───── Entries
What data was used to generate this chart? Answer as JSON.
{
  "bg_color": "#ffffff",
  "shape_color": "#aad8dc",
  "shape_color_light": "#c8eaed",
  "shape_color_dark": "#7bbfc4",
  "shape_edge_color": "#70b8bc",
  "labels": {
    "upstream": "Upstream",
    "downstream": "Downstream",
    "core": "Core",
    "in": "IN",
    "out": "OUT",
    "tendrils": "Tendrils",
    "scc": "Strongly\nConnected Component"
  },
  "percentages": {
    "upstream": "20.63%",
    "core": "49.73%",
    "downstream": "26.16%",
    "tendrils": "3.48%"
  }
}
──────────
> Written instruction
Transcribe the full listing above without leaving anything out.

> Task output
What data was used to generate this chart? Answer as JSON.
{
  "bg_color": "#ffffff",
  "shape_color": "#aad8dc",
  "shape_color_light": "#c8eaed",
  "shape_color_dark": "#7bbfc4",
  "shape_edge_color": "#70b8bc",
  "labels": {
    "upstream": "Upstream",
    "downstream": "Downstream",
    "core": "Core",
    "in": "IN",
    "out": "OUT",
    "tendrils": "Tendrils",
    "scc": "Strongly\nConnected Component"
  },
  "percentages": {
    "upstream": "20.63%",
    "core": "49.73%",
    "downstream": "26.16%",
    "tendrils": "3.48%"
  }
}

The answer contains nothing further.